**Work to do:** In the data that follows, count the lines in which the word "počtu" occurs, and report that figure alone.

**Provided information:**
■ ■ ■ ■ ■ ■ ■
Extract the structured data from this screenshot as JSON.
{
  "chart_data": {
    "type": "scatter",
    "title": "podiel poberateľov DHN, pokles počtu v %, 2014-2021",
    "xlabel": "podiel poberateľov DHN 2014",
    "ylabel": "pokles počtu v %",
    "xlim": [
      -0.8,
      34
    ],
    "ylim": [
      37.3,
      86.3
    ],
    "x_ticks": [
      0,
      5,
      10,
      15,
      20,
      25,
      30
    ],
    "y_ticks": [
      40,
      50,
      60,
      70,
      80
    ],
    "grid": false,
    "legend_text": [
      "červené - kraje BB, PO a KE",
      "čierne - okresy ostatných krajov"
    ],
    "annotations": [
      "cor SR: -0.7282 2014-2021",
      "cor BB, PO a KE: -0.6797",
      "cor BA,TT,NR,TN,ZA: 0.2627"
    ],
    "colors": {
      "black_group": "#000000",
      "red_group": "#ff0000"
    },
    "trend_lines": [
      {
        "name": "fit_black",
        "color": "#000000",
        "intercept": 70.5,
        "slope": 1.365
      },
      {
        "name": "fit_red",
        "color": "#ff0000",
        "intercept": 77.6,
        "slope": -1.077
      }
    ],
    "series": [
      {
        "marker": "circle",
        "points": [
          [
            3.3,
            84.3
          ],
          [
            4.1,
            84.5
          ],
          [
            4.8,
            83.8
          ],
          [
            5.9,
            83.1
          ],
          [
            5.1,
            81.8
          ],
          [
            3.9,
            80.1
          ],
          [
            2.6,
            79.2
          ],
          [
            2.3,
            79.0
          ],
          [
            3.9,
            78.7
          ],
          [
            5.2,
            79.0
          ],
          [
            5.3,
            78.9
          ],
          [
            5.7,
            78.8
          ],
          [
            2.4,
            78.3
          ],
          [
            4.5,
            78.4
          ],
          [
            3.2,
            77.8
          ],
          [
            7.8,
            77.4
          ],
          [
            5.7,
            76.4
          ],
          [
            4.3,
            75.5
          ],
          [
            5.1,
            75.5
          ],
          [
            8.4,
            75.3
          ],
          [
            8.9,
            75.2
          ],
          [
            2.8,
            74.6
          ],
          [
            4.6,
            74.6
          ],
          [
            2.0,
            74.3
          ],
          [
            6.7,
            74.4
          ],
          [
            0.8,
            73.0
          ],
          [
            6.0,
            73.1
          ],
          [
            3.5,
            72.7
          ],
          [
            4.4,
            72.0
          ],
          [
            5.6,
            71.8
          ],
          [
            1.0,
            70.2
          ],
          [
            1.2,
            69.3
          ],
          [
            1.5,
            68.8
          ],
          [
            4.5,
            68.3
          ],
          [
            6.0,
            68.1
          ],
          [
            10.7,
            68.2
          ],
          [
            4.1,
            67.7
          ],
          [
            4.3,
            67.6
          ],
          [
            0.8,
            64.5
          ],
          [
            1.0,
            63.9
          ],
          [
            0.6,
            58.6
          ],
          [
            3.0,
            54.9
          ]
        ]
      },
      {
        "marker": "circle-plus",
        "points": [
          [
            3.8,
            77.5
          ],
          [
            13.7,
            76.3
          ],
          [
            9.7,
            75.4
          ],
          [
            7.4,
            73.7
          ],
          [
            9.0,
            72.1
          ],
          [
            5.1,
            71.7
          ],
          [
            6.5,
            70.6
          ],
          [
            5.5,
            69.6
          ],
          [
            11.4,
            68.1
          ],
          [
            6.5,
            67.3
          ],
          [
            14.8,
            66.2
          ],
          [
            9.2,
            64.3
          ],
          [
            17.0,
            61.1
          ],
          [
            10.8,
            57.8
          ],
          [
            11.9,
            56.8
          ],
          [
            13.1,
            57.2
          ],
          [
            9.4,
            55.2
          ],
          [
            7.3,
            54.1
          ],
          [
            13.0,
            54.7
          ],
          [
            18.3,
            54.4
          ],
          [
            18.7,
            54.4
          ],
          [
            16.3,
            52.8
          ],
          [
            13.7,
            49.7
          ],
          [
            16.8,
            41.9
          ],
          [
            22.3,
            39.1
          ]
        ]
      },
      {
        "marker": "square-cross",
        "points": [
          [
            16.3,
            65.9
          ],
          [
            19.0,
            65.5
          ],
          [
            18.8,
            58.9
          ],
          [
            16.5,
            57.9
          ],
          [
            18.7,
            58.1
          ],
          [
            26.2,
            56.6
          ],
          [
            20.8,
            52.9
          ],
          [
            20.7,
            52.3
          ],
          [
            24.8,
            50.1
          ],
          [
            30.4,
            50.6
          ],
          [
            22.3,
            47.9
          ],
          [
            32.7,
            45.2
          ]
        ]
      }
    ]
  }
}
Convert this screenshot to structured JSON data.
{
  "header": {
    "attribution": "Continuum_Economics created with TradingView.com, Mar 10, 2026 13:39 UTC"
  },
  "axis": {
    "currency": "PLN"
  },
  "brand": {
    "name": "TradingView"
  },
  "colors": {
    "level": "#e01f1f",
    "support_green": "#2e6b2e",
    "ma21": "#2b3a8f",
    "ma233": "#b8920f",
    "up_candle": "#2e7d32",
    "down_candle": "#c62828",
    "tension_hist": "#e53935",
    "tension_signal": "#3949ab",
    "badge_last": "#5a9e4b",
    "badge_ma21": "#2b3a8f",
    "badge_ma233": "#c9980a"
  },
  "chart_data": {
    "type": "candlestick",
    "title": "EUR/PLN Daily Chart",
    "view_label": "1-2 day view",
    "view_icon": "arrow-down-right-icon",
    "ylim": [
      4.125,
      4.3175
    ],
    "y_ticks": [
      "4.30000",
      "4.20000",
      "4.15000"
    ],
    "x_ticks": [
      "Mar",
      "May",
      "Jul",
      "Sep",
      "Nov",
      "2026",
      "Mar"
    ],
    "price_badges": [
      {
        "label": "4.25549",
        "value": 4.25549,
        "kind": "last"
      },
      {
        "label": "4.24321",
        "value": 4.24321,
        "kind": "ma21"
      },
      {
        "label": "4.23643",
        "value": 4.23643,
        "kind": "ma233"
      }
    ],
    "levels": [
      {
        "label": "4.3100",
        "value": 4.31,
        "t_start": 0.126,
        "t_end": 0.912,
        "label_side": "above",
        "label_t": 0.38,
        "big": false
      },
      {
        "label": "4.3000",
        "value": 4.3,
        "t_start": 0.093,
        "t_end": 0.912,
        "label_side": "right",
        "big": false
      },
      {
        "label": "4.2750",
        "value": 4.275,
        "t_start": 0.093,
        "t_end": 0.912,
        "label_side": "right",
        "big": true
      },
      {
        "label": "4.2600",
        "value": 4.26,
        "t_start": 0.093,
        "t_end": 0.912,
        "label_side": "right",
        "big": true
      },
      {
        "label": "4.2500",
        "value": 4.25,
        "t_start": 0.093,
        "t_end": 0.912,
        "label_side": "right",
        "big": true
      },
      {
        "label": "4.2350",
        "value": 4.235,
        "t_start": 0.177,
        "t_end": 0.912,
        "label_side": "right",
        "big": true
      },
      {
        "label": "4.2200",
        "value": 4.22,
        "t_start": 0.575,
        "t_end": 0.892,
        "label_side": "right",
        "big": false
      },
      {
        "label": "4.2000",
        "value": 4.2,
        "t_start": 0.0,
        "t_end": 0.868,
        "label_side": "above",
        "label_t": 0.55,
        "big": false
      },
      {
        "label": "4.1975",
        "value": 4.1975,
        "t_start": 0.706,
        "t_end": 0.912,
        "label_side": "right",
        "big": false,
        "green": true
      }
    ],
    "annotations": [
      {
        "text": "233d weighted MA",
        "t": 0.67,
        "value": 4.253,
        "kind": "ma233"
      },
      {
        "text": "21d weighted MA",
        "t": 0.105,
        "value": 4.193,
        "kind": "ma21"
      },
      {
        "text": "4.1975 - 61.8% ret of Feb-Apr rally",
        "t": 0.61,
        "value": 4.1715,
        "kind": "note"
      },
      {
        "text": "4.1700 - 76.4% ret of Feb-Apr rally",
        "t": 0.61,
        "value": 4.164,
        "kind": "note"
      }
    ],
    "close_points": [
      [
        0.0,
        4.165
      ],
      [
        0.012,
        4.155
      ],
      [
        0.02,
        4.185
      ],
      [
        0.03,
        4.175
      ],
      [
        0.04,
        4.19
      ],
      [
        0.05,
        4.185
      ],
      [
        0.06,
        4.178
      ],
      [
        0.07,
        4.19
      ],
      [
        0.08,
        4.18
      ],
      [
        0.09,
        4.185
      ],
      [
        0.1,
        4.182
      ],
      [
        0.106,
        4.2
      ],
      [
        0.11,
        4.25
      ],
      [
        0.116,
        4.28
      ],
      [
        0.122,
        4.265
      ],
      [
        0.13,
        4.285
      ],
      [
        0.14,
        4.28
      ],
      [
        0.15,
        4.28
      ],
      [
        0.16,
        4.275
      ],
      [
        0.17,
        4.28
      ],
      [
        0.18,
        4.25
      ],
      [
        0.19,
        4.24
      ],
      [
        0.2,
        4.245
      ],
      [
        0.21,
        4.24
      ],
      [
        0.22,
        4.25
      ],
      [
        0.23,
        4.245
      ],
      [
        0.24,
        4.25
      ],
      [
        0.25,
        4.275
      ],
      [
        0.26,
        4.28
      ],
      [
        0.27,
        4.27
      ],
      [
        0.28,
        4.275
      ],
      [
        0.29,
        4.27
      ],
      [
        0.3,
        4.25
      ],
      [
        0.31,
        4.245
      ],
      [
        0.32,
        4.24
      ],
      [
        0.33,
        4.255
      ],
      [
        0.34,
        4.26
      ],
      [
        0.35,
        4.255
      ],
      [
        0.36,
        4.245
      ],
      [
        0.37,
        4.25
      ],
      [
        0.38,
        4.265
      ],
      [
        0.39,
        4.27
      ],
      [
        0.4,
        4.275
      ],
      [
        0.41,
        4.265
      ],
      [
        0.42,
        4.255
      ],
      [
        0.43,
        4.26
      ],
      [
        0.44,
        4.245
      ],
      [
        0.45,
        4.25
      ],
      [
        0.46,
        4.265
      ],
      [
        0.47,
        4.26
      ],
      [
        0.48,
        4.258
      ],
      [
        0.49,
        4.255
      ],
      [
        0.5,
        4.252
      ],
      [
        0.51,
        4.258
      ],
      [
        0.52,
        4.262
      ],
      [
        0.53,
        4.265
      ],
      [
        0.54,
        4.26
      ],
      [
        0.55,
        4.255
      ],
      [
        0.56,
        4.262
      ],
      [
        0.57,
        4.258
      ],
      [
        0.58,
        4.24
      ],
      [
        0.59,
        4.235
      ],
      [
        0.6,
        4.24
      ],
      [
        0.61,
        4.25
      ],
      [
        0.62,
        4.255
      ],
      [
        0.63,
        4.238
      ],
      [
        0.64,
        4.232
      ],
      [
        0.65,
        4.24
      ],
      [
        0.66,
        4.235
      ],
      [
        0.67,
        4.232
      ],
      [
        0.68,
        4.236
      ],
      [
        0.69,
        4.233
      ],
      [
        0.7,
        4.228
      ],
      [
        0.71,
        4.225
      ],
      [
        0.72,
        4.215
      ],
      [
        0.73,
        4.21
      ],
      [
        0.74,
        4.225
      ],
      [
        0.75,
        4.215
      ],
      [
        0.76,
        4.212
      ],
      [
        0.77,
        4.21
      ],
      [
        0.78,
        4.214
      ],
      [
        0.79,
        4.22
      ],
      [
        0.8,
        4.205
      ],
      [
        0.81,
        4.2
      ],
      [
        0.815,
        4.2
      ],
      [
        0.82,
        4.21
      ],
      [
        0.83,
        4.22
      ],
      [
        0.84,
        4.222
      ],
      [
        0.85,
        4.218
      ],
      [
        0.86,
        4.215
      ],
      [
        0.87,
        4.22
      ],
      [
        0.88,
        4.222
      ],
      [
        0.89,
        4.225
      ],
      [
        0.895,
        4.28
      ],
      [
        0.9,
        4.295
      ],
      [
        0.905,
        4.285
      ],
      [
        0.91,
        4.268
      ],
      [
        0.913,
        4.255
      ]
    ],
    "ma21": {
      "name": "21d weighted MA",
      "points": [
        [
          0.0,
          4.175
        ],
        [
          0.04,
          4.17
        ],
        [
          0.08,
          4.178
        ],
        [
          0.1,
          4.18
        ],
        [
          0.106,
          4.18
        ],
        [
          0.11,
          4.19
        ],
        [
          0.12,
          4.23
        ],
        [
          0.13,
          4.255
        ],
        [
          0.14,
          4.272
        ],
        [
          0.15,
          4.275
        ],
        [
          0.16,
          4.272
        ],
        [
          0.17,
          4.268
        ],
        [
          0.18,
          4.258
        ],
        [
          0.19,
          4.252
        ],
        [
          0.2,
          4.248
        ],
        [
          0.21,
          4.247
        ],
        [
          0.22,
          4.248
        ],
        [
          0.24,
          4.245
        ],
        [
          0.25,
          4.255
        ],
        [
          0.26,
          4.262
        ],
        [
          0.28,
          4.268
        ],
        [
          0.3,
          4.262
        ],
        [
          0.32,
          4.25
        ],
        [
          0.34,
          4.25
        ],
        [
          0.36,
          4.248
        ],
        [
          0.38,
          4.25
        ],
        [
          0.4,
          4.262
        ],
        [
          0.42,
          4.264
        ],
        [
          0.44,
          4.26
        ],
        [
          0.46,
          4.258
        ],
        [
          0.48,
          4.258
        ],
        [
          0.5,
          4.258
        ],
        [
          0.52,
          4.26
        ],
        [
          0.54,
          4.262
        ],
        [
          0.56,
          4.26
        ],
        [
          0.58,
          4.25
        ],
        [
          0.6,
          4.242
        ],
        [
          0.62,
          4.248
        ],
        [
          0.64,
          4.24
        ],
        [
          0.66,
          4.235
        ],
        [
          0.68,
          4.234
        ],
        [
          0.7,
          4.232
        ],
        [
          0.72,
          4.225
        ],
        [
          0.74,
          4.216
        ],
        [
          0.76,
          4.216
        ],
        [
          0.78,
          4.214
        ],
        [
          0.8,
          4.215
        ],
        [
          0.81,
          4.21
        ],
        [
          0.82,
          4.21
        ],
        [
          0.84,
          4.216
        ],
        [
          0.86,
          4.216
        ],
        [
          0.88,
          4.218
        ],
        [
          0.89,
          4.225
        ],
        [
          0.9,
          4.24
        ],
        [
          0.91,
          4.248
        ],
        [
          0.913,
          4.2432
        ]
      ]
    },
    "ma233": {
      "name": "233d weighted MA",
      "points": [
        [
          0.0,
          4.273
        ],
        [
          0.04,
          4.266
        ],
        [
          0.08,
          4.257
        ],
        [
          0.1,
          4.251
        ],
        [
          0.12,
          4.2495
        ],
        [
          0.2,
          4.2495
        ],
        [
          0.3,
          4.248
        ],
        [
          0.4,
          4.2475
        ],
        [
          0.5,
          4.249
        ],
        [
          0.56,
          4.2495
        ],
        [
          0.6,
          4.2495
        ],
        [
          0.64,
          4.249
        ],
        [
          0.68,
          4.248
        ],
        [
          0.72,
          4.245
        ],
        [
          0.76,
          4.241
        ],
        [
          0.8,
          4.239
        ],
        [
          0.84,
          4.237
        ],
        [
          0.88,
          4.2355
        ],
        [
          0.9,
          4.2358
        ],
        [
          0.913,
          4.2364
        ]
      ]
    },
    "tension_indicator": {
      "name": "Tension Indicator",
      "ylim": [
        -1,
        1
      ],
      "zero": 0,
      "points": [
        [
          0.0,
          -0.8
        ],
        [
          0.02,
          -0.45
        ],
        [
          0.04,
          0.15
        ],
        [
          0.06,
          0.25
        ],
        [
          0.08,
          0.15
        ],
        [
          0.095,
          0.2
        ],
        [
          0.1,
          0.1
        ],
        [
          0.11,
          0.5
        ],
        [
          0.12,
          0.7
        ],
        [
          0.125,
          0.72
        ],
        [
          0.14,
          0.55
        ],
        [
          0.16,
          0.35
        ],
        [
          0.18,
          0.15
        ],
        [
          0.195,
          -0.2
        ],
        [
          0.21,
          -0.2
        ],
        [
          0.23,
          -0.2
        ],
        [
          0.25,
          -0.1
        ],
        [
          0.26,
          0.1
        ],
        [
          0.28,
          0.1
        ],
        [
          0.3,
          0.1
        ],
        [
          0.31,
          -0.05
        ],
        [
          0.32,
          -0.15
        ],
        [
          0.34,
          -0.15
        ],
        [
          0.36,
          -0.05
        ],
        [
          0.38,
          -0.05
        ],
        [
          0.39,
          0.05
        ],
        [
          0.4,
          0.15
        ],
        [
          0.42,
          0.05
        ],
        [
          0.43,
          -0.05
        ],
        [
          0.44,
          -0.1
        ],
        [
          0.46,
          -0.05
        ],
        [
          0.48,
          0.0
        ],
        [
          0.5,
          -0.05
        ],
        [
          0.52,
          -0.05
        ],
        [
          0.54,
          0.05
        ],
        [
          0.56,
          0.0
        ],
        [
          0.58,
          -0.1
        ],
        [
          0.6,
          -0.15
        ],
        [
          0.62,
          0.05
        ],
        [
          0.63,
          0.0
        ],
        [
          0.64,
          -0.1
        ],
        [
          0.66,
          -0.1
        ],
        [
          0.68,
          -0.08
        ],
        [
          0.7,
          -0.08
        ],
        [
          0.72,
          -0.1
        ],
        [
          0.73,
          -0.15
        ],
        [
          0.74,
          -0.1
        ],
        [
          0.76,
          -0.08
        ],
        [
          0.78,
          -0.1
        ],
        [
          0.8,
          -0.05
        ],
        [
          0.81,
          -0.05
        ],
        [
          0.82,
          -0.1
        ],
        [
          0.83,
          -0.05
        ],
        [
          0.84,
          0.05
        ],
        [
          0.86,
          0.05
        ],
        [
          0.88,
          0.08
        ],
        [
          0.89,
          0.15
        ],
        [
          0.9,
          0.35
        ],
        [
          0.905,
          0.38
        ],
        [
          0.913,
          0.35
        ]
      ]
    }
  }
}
■ ■ ■ ■ ■ ■ ■
**Exercise result:** 2